• [WRITTEN PROBLEM]
Print out every record exactly as it appears.
[start]
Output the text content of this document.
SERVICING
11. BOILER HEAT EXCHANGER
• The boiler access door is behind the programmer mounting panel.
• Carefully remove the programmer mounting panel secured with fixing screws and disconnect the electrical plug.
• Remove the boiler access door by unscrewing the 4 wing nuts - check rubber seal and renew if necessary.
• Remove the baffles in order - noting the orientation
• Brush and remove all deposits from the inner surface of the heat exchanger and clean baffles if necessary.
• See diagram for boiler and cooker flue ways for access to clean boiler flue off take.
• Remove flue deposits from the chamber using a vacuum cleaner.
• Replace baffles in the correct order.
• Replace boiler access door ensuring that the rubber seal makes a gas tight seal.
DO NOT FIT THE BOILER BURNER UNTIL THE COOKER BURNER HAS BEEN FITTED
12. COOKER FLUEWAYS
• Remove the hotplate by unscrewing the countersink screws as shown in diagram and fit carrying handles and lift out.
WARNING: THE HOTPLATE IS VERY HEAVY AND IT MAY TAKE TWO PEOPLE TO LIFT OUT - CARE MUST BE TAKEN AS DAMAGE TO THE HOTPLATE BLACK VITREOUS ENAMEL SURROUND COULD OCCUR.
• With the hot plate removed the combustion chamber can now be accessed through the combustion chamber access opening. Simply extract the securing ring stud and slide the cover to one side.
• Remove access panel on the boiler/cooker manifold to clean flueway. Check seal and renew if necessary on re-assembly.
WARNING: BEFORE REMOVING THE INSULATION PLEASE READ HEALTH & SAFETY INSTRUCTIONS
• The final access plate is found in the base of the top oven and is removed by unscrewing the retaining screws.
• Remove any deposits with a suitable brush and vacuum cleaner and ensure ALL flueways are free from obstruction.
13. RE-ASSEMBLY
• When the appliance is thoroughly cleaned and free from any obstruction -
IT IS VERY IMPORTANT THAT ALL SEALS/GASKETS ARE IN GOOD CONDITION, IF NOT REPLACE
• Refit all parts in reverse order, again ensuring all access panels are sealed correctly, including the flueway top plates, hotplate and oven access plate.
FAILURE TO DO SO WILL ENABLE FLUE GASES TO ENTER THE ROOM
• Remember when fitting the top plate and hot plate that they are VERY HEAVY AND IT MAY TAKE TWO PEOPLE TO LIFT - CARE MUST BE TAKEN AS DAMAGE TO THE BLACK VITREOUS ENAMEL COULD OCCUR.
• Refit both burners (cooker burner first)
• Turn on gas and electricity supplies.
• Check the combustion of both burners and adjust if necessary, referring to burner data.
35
[end]
• [RESPONSE BELOW]
Output the text content of this document.
SERVICING
11. BOILER HEAT EXCHANGER
• The boiler access door is behind the programmer mounting panel.
• Carefully remove the programmer mounting panel secured with fixing screws and disconnect the electrical plug.
• Remove the boiler access door by unscrewing the 4 wing nuts - check rubber seal and renew if necessary.
• Remove the baffles in order - noting the orientation
• Brush and remove all deposits from the inner surface of the heat exchanger and clean baffles if necessary.
• See diagram for boiler and cooker flue ways for access to clean boiler flue off take.
• Remove flue deposits from the chamber using a vacuum cleaner.
• Replace baffles in the correct order.
• Replace boiler access door ensuring that the rubber seal makes a gas tight seal.
DO NOT FIT THE BOILER BURNER UNTIL THE COOKER BURNER HAS BEEN FITTED
12. COOKER FLUEWAYS
• Remove the hotplate by unscrewing the countersink screws as shown in diagram and fit carrying handles and lift out.
WARNING: THE HOTPLATE IS VERY HEAVY AND IT MAY TAKE TWO PEOPLE TO LIFT OUT - CARE MUST BE TAKEN AS DAMAGE TO THE HOTPLATE BLACK VITREOUS ENAMEL SURROUND COULD OCCUR.
• With the hot plate removed the combustion chamber can now be accessed through the combustion chamber access opening. Simply extract the securing ring stud and slide the cover to one side.
• Remove access panel on the boiler/cooker manifold to clean flueway. Check seal and renew if necessary on re-assembly.
WARNING: BEFORE REMOVING THE INSULATION PLEASE READ HEALTH & SAFETY INSTRUCTIONS
• The final access plate is found in the base of the top oven and is removed by unscrewing the retaining screws.
• Remove any deposits with a suitable brush and vacuum cleaner and ensure ALL flueways are free from obstruction.
13. RE-ASSEMBLY
• When the appliance is thoroughly cleaned and free from any obstruction -
IT IS VERY IMPORTANT THAT ALL SEALS/GASKETS ARE IN GOOD CONDITION, IF NOT REPLACE
• Refit all parts in reverse order, again ensuring all access panels are sealed correctly, including the flueway top plates, hotplate and oven access plate.
FAILURE TO DO SO WILL ENABLE FLUE GASES TO ENTER THE ROOM
• Remember when fitting the top plate and hot plate that they are VERY HEAVY AND IT MAY TAKE TWO PEOPLE TO LIFT - CARE MUST BE TAKEN AS DAMAGE TO THE BLACK VITREOUS ENAMEL COULD OCCUR.
• Refit both burners (cooker burner first)
• Turn on gas and electricity supplies.
• Check the combustion of both burners and adjust if necessary, referring to burner data.
35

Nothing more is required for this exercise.